[Text for analysis — start]

Investors put cyber-security, proactive engagement, board performance and board committees in the spotlight
Corporate governance remains center stage for investors and watchdogs in 2016. We see a continued focus for boards to have the right composition to fulfill their collective responsibilities effectively – whether that’s in relation to strategy formulation, risk oversight, performance evaluation, succession planning or shareholder engagement. As directors and corporate secretaries grapple with the letter and spirit of their governance requirements, we expect to follow these trends closely and provide our insights on these themes throughout the year.
1. Improvements in cyber-security awareness and preparedness
The importance of cyber-risk transcends borders with companies facing serious challenges. Cyber-crime will continue to increase in sophistication and with some high-profile breaches in 2015 we expect this to be front of mind for directors in 2016. Specifically, ensuring the board, C-suite and operational staff are adequately aware of the risks and sufficiently prepared.

[Text for analysis — finish]
[Record excerpts — start]

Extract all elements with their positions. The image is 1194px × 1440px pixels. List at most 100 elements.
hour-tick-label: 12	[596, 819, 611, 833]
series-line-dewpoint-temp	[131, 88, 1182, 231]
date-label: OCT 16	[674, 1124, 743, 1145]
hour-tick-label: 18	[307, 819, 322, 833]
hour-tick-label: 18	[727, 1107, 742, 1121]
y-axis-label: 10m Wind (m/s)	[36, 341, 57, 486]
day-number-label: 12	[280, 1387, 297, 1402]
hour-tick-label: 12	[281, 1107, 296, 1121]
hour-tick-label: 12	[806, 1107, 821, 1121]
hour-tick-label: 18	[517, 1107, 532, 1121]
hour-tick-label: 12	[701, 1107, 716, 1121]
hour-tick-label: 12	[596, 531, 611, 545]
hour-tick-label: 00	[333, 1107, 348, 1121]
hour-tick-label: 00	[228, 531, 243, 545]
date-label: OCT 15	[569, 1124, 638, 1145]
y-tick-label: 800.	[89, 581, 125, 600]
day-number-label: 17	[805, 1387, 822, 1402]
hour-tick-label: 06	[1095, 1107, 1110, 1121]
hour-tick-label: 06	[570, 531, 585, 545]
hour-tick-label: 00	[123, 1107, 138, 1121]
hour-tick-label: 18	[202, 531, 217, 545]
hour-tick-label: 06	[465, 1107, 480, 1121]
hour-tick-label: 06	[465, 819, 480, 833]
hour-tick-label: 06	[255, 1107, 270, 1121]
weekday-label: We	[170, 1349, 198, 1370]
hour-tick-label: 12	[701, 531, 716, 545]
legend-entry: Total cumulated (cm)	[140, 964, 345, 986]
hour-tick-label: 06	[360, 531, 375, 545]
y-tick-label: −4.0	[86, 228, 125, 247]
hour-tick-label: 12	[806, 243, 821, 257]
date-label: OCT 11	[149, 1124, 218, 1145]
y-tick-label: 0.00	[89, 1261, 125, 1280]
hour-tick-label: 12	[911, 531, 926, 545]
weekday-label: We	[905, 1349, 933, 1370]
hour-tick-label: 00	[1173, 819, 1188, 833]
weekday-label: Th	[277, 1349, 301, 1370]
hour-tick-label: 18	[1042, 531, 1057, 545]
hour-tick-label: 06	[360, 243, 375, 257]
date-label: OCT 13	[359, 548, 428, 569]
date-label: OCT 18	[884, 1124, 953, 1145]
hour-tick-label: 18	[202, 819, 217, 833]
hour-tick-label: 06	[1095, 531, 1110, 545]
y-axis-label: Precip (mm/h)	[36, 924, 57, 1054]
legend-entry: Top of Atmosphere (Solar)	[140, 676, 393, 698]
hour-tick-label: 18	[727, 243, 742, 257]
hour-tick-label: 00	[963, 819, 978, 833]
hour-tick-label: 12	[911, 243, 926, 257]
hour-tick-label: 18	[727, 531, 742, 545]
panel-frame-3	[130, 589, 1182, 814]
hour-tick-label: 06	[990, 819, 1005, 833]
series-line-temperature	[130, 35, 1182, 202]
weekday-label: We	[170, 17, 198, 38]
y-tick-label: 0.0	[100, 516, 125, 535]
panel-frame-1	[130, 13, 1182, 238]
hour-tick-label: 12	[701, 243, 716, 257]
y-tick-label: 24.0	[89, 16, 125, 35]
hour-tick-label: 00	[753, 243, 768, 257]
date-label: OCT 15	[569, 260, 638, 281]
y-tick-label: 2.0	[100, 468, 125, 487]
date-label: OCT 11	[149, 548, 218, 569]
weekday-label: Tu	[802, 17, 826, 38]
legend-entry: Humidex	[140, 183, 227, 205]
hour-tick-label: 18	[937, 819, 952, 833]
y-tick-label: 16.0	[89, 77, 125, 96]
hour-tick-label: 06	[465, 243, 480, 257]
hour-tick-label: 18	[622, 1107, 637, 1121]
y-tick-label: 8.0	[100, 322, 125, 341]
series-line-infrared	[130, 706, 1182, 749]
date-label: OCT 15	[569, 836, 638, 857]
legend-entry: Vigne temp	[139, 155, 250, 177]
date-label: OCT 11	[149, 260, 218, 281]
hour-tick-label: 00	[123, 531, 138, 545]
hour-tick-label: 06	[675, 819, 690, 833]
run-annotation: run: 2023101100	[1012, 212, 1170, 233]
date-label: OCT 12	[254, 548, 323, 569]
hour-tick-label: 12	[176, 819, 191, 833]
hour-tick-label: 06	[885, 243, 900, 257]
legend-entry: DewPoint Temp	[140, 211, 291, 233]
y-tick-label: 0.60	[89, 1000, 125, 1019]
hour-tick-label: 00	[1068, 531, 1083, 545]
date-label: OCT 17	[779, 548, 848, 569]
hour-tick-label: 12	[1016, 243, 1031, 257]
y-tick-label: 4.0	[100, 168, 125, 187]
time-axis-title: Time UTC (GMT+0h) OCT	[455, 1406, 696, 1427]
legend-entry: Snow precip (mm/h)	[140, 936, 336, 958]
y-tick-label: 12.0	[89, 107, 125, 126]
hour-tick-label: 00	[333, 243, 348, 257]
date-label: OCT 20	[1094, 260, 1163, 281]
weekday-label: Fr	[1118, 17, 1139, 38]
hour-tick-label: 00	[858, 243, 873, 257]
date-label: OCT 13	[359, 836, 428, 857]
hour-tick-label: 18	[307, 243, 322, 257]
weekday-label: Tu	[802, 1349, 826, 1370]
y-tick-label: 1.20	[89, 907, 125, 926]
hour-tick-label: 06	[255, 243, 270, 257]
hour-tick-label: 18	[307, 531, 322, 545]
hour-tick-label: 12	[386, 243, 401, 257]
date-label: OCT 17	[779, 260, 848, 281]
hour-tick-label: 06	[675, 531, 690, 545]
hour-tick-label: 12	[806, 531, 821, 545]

[Record excerpts — finish]

:: Action item ::
Please decide whether each statement agrees with the text on corporate governance trends, answering yes or no and quoting the deciding words: (a) Cyber-crime is expected to become less sophisticated. (b) Some high-profile breaches occurred in 2015. (c) Succession planning is named among the board's collective responsibilities. You can leave the lines aside; nothing here depends on them.

:: Answer space ::
(a) No: "Cyber-crime will continue to increase in sophistication"
(b) Yes: "with some high-profile breaches in 2015"
(c) Yes: "strategy formulation, risk oversight, performance evaluation, succession planning or shareholder engagement"